## What to work on
Search the material for "JSON" and show all lines that contain it.

[BEGIN Given records]

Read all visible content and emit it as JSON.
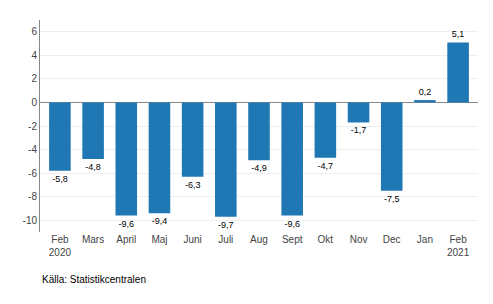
{
  "chart_data": {
    "type": "bar",
    "categories": [
      "Feb\n2020",
      "Mars",
      "April",
      "Maj",
      "Juni",
      "Juli",
      "Aug",
      "Sept",
      "Okt",
      "Nov",
      "Dec",
      "Jan",
      "Feb\n2021"
    ],
    "values": [
      -5.8,
      -4.8,
      -9.6,
      -9.4,
      -6.3,
      -9.7,
      -4.9,
      -9.6,
      -4.7,
      -1.7,
      -7.5,
      0.2,
      5.1
    ],
    "value_labels": [
      "-5,8",
      "-4,8",
      "-9,6",
      "-9,4",
      "-6,3",
      "-9,7",
      "-4,9",
      "-9,6",
      "-4,7",
      "-1,7",
      "-7,5",
      "0,2",
      "5,1"
    ],
    "data_labels": true,
    "color": "#1F77B4",
    "ylim": [
      -11,
      7
    ],
    "yticks": [
      -10,
      -8,
      -6,
      -4,
      -2,
      0,
      2,
      4,
      6
    ],
    "grid": true,
    "annotations": [
      "Källa: Statistikcentralen"
    ]
  }
}
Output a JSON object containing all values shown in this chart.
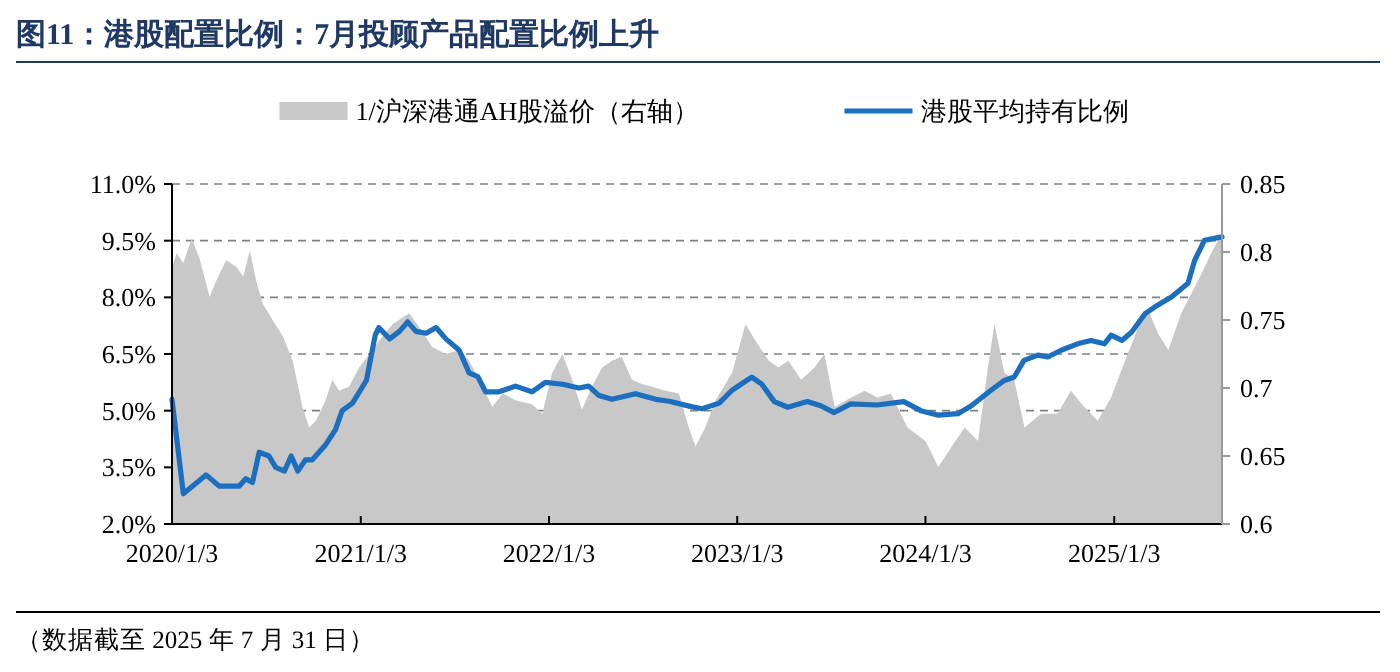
{
  "chart_data": {
    "type": "line",
    "title": "图11：港股配置比例：7月投顾产品配置比例上升",
    "xlim": [
      "2020-01-03",
      "2025-07-31"
    ],
    "xticks": [
      {
        "value": "2020-01-03",
        "label": "2020/1/3"
      },
      {
        "value": "2021-01-03",
        "label": "2021/1/3"
      },
      {
        "value": "2022-01-03",
        "label": "2022/1/3"
      },
      {
        "value": "2023-01-03",
        "label": "2023/1/3"
      },
      {
        "value": "2024-01-03",
        "label": "2024/1/3"
      },
      {
        "value": "2025-01-03",
        "label": "2025/1/3"
      }
    ],
    "ylim": [
      2,
      11
    ],
    "yticks": [
      {
        "value": 2,
        "label": "2.0%"
      },
      {
        "value": 3.5,
        "label": "3.5%"
      },
      {
        "value": 5,
        "label": "5.0%"
      },
      {
        "value": 6.5,
        "label": "6.5%"
      },
      {
        "value": 8,
        "label": "8.0%"
      },
      {
        "value": 9.5,
        "label": "9.5%"
      },
      {
        "value": 11,
        "label": "11.0%"
      }
    ],
    "y2lim": [
      0.6,
      0.85
    ],
    "y2ticks": [
      0.6,
      0.65,
      0.7,
      0.75,
      0.8,
      0.85
    ],
    "grid": "y",
    "legend": "top",
    "series": [
      {
        "name": "1/沪深港通AH股溢价（右轴）",
        "type": "area",
        "axis": "y2",
        "color": "#c8c8c8",
        "x": [
          "2020-01-03",
          "2020-01-12",
          "2020-01-25",
          "2020-02-10",
          "2020-02-25",
          "2020-03-16",
          "2020-03-29",
          "2020-04-17",
          "2020-05-07",
          "2020-05-20",
          "2020-06-02",
          "2020-06-14",
          "2020-06-27",
          "2020-07-16",
          "2020-08-05",
          "2020-08-24",
          "2020-09-12",
          "2020-09-25",
          "2020-10-08",
          "2020-10-27",
          "2020-11-09",
          "2020-11-22",
          "2020-12-11",
          "2020-12-31",
          "2021-01-20",
          "2021-02-08",
          "2021-03-06",
          "2021-04-07",
          "2021-04-26",
          "2021-05-22",
          "2021-06-17",
          "2021-07-13",
          "2021-08-01",
          "2021-08-21",
          "2021-09-15",
          "2021-10-05",
          "2021-10-30",
          "2021-12-01",
          "2021-12-21",
          "2022-01-09",
          "2022-01-29",
          "2022-02-17",
          "2022-03-08",
          "2022-03-27",
          "2022-04-16",
          "2022-05-05",
          "2022-05-24",
          "2022-06-13",
          "2022-07-02",
          "2022-07-22",
          "2022-08-17",
          "2022-09-12",
          "2022-10-01",
          "2022-10-14",
          "2022-11-02",
          "2022-11-22",
          "2022-12-24",
          "2023-01-19",
          "2023-02-07",
          "2023-03-05",
          "2023-03-24",
          "2023-04-12",
          "2023-05-07",
          "2023-06-02",
          "2023-06-21",
          "2023-07-11",
          "2023-08-12",
          "2023-09-07",
          "2023-10-02",
          "2023-10-28",
          "2023-11-29",
          "2024-01-03",
          "2024-01-28",
          "2024-02-23",
          "2024-03-19",
          "2024-04-14",
          "2024-05-03",
          "2024-05-16",
          "2024-06-04",
          "2024-06-23",
          "2024-07-13",
          "2024-08-14",
          "2024-09-15",
          "2024-10-11",
          "2024-11-06",
          "2024-12-02",
          "2024-12-28",
          "2025-01-24",
          "2025-02-19",
          "2025-03-10",
          "2025-03-29",
          "2025-04-18",
          "2025-05-13",
          "2025-06-01",
          "2025-06-21",
          "2025-07-10",
          "2025-07-31"
        ],
        "values": [
          0.789,
          0.799,
          0.792,
          0.81,
          0.796,
          0.767,
          0.779,
          0.794,
          0.789,
          0.782,
          0.801,
          0.779,
          0.762,
          0.75,
          0.738,
          0.72,
          0.686,
          0.671,
          0.676,
          0.691,
          0.706,
          0.698,
          0.701,
          0.715,
          0.725,
          0.735,
          0.747,
          0.755,
          0.745,
          0.73,
          0.725,
          0.728,
          0.72,
          0.706,
          0.686,
          0.696,
          0.691,
          0.688,
          0.681,
          0.711,
          0.725,
          0.706,
          0.684,
          0.701,
          0.715,
          0.72,
          0.723,
          0.706,
          0.703,
          0.701,
          0.698,
          0.696,
          0.671,
          0.657,
          0.671,
          0.691,
          0.711,
          0.747,
          0.735,
          0.72,
          0.715,
          0.72,
          0.706,
          0.715,
          0.725,
          0.686,
          0.693,
          0.698,
          0.693,
          0.696,
          0.671,
          0.661,
          0.642,
          0.657,
          0.671,
          0.661,
          0.715,
          0.747,
          0.711,
          0.706,
          0.671,
          0.681,
          0.681,
          0.698,
          0.686,
          0.676,
          0.693,
          0.72,
          0.745,
          0.757,
          0.74,
          0.728,
          0.755,
          0.769,
          0.784,
          0.799,
          0.814
        ]
      },
      {
        "name": "港股平均持有比例",
        "type": "line",
        "color": "#1b6fbe",
        "x": [
          "2020-01-03",
          "2020-01-25",
          "2020-03-09",
          "2020-04-04",
          "2020-05-12",
          "2020-05-25",
          "2020-06-07",
          "2020-06-20",
          "2020-07-09",
          "2020-07-22",
          "2020-08-08",
          "2020-08-21",
          "2020-09-03",
          "2020-09-18",
          "2020-10-01",
          "2020-10-27",
          "2020-11-15",
          "2020-11-28",
          "2020-12-18",
          "2021-01-14",
          "2021-01-31",
          "2021-02-07",
          "2021-02-28",
          "2021-03-19",
          "2021-04-04",
          "2021-04-20",
          "2021-05-10",
          "2021-05-29",
          "2021-06-17",
          "2021-07-13",
          "2021-08-01",
          "2021-08-18",
          "2021-09-02",
          "2021-09-28",
          "2021-10-30",
          "2021-12-01",
          "2021-12-27",
          "2022-01-29",
          "2022-03-02",
          "2022-03-21",
          "2022-04-10",
          "2022-05-05",
          "2022-06-20",
          "2022-07-29",
          "2022-08-24",
          "2022-10-08",
          "2022-10-27",
          "2022-11-29",
          "2022-12-24",
          "2023-01-31",
          "2023-02-19",
          "2023-03-16",
          "2023-04-11",
          "2023-05-19",
          "2023-06-14",
          "2023-07-10",
          "2023-08-11",
          "2023-10-01",
          "2023-11-22",
          "2023-12-25",
          "2024-01-28",
          "2024-03-06",
          "2024-04-01",
          "2024-05-09",
          "2024-06-04",
          "2024-06-23",
          "2024-07-12",
          "2024-08-08",
          "2024-08-27",
          "2024-09-22",
          "2024-10-24",
          "2024-11-19",
          "2024-12-15",
          "2024-12-28",
          "2025-01-18",
          "2025-02-06",
          "2025-03-04",
          "2025-03-23",
          "2025-04-24",
          "2025-05-26",
          "2025-06-08",
          "2025-06-27",
          "2025-07-31"
        ],
        "values": [
          5.3,
          2.8,
          3.3,
          3.0,
          3.0,
          3.2,
          3.1,
          3.9,
          3.8,
          3.5,
          3.4,
          3.8,
          3.4,
          3.7,
          3.7,
          4.1,
          4.5,
          5.0,
          5.2,
          5.8,
          7.0,
          7.2,
          6.9,
          7.1,
          7.35,
          7.1,
          7.05,
          7.2,
          6.9,
          6.6,
          6.0,
          5.9,
          5.5,
          5.5,
          5.65,
          5.5,
          5.75,
          5.7,
          5.6,
          5.65,
          5.4,
          5.3,
          5.45,
          5.3,
          5.25,
          5.1,
          5.05,
          5.2,
          5.54,
          5.89,
          5.71,
          5.24,
          5.09,
          5.24,
          5.13,
          4.95,
          5.18,
          5.15,
          5.24,
          5.0,
          4.88,
          4.92,
          5.13,
          5.54,
          5.8,
          5.89,
          6.33,
          6.47,
          6.42,
          6.6,
          6.77,
          6.86,
          6.77,
          7.0,
          6.86,
          7.08,
          7.57,
          7.75,
          8.01,
          8.37,
          8.98,
          9.51,
          9.6
        ]
      }
    ],
    "annotations": [
      "（数据截至 2025 年 7 月 31 日）"
    ]
  }
}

[END Given records]

## Response to this exercise
Read all visible content and emit it as JSON.
Output a JSON object containing all values shown in this chart.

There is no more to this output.